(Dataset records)
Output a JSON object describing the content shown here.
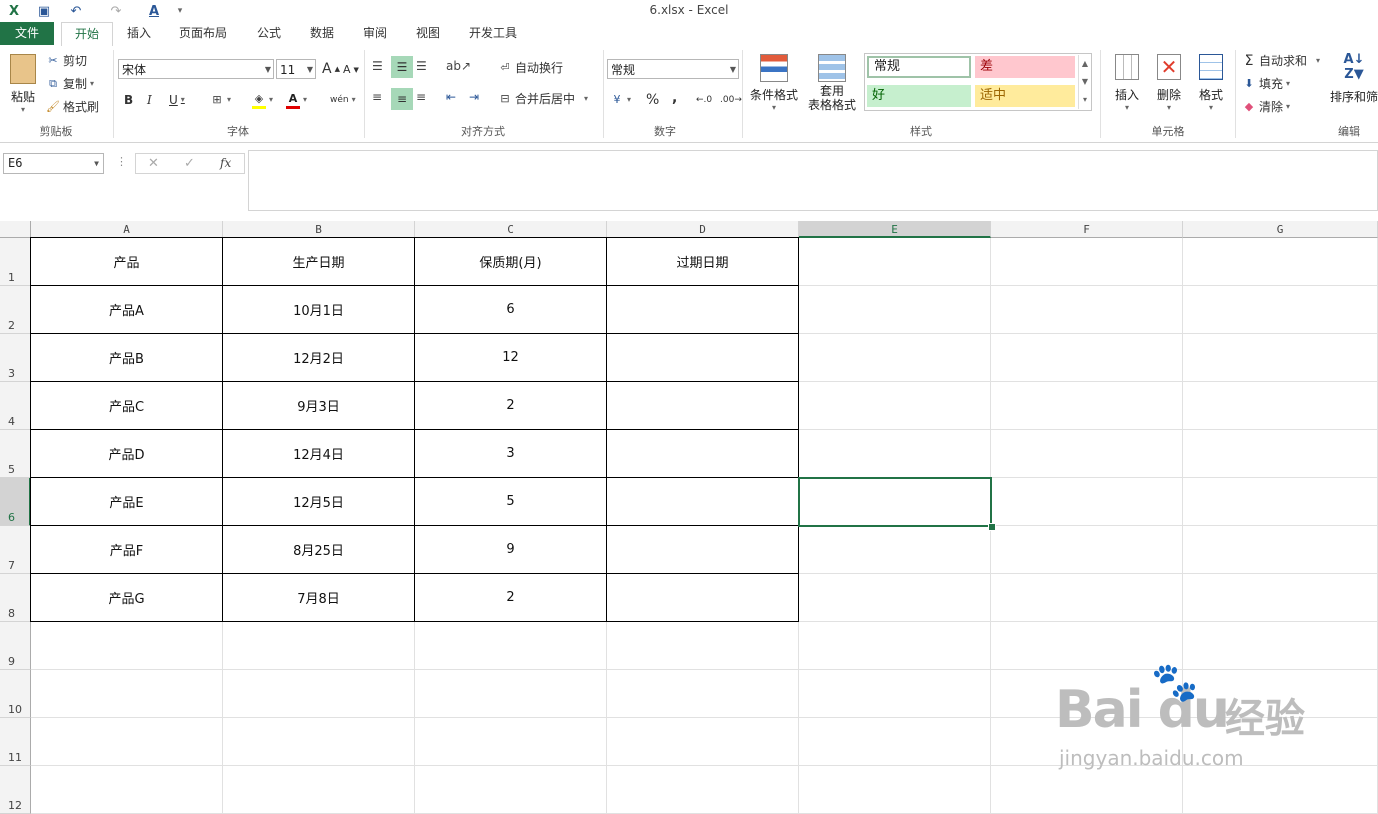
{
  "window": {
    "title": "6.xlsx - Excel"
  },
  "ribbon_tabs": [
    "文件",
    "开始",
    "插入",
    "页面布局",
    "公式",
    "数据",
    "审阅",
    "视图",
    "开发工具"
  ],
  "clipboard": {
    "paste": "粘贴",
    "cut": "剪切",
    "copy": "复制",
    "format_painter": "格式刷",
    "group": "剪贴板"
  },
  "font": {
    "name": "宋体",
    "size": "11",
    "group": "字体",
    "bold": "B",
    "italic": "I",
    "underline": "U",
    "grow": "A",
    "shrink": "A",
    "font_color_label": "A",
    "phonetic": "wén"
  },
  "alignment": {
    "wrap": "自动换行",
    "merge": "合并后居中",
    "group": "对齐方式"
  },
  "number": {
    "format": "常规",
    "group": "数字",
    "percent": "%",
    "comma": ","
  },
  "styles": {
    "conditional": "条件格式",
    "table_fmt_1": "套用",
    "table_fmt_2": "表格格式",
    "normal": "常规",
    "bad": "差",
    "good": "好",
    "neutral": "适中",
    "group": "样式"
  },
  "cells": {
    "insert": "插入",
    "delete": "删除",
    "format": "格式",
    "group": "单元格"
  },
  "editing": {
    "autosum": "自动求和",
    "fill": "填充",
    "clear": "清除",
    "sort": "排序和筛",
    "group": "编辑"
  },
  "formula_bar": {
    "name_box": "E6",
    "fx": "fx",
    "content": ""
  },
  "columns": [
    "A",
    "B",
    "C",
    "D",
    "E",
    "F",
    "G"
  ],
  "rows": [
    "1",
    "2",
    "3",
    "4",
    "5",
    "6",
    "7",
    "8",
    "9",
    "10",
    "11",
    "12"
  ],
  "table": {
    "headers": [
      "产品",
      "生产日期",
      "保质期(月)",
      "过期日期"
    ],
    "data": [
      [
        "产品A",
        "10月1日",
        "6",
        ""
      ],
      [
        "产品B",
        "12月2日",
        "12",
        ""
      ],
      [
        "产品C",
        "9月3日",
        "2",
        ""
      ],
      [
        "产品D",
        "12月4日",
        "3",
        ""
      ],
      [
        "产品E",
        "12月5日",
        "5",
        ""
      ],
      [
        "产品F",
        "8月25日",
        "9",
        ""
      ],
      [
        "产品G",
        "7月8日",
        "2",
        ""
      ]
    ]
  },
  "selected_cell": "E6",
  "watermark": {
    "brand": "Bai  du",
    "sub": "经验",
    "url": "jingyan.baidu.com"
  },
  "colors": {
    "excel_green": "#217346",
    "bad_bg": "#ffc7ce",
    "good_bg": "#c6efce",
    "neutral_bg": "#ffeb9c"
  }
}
--
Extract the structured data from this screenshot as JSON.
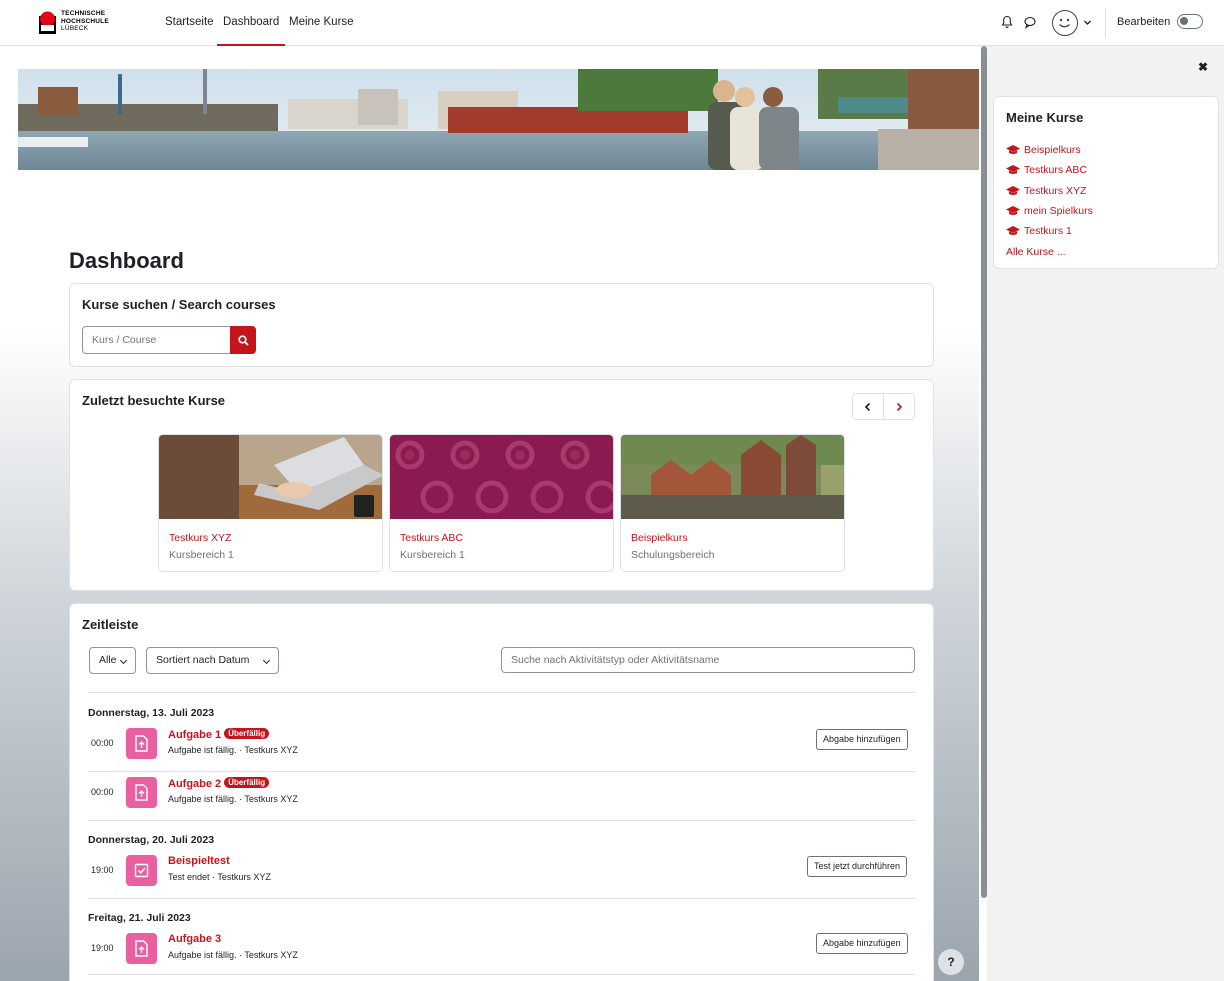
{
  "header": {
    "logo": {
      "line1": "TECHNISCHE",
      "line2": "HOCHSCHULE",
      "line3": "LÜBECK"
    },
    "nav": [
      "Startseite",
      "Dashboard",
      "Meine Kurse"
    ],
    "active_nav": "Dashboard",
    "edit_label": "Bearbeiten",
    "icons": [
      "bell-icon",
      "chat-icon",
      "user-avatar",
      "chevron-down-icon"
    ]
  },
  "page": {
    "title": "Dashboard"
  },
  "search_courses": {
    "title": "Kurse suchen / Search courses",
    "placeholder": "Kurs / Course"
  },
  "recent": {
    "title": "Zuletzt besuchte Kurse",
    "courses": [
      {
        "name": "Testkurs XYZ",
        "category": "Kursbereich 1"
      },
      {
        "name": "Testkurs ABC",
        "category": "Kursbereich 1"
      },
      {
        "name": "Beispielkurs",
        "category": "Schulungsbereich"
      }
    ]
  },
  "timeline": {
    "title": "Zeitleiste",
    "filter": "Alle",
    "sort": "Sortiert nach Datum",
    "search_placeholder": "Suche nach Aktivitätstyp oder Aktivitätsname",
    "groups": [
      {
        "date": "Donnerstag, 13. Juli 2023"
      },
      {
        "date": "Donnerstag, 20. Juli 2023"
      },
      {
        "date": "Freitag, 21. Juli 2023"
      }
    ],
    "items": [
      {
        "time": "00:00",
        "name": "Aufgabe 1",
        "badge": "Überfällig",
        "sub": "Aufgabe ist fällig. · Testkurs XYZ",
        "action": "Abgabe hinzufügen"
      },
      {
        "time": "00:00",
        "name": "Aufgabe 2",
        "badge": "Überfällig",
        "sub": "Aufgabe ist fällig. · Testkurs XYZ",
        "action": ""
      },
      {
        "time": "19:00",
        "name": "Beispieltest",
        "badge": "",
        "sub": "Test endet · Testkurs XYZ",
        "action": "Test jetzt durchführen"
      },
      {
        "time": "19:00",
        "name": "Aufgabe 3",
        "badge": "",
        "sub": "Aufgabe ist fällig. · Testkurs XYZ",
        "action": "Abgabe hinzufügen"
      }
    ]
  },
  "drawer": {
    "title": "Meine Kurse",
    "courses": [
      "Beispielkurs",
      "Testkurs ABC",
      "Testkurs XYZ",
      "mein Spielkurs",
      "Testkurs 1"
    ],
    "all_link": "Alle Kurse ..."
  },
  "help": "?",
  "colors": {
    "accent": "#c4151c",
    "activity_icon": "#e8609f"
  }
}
---
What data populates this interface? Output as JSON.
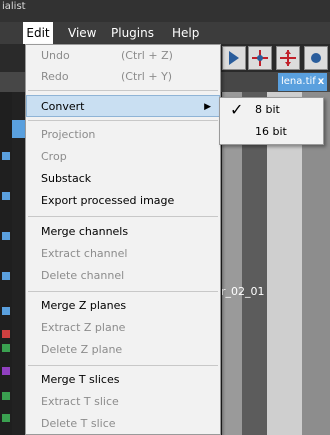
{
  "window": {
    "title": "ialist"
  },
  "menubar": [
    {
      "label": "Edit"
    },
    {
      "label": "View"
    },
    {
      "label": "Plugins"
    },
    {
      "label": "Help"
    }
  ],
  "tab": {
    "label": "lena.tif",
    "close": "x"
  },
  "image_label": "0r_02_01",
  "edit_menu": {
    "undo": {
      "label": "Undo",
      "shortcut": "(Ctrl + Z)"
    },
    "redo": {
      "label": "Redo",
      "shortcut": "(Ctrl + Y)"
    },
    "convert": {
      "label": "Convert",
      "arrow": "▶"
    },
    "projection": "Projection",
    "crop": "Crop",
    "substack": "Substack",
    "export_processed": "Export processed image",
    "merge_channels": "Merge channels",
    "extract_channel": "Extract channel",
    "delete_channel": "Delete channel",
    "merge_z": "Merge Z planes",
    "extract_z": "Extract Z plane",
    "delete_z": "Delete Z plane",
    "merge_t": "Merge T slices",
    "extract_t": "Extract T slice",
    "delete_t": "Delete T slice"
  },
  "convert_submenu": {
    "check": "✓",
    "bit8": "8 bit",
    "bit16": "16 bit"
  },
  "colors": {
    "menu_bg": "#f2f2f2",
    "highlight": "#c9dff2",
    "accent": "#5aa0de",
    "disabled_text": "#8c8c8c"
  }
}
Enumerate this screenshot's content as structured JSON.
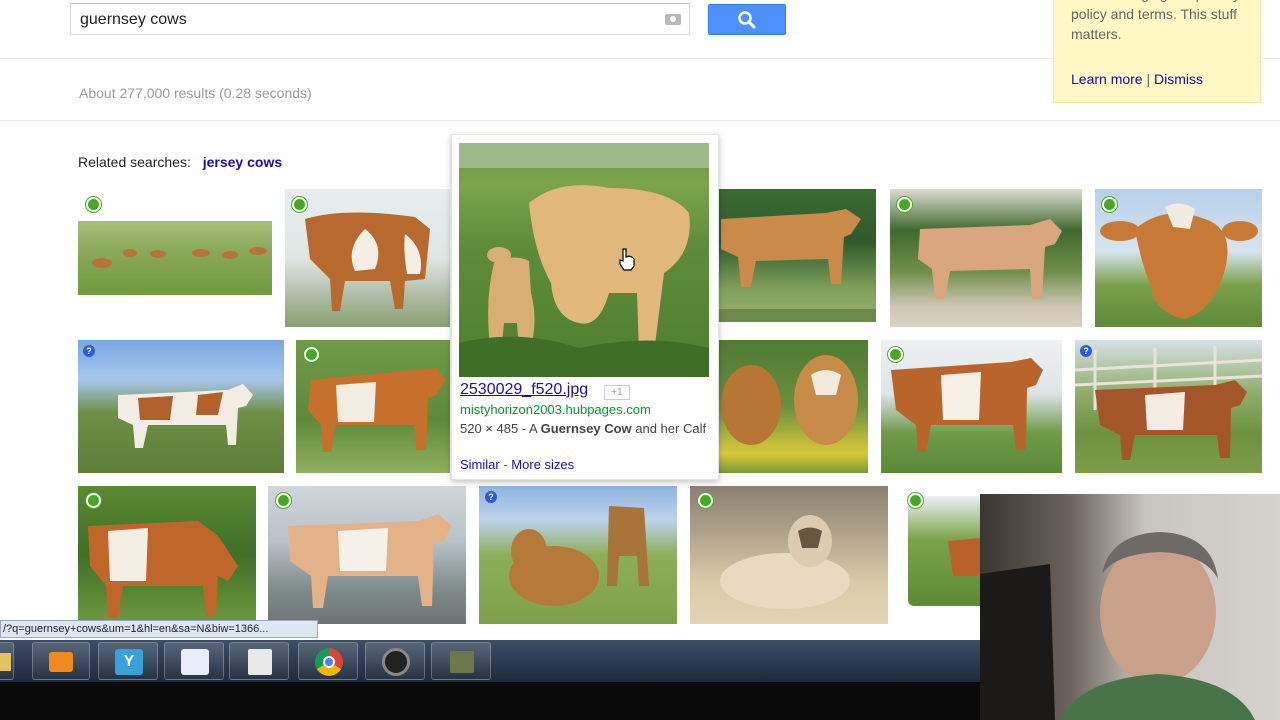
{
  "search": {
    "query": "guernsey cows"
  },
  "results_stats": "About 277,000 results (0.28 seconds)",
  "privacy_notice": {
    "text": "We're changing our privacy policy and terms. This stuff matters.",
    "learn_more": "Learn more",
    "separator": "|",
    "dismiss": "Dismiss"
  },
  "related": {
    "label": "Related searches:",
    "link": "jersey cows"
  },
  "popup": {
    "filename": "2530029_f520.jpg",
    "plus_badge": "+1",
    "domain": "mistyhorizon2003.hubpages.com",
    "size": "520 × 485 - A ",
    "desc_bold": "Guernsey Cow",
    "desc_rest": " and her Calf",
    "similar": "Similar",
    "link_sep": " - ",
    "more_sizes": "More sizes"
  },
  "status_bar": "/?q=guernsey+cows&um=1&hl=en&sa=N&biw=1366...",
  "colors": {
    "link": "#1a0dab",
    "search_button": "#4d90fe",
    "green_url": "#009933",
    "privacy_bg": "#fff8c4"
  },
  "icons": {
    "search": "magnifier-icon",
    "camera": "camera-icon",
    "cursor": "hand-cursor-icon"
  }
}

» **WHAT IS EXPECTED**: Identify every line above that includes the word "date", and show those lines.

» **OUTPUT FOR THIS EXERCISE**:
        "date": "Donnerstag, 13. Juli 2023"
        "date": "Donnerstag, 20. Juli 2023"
        "date": "Freitag, 21. Juli 2023"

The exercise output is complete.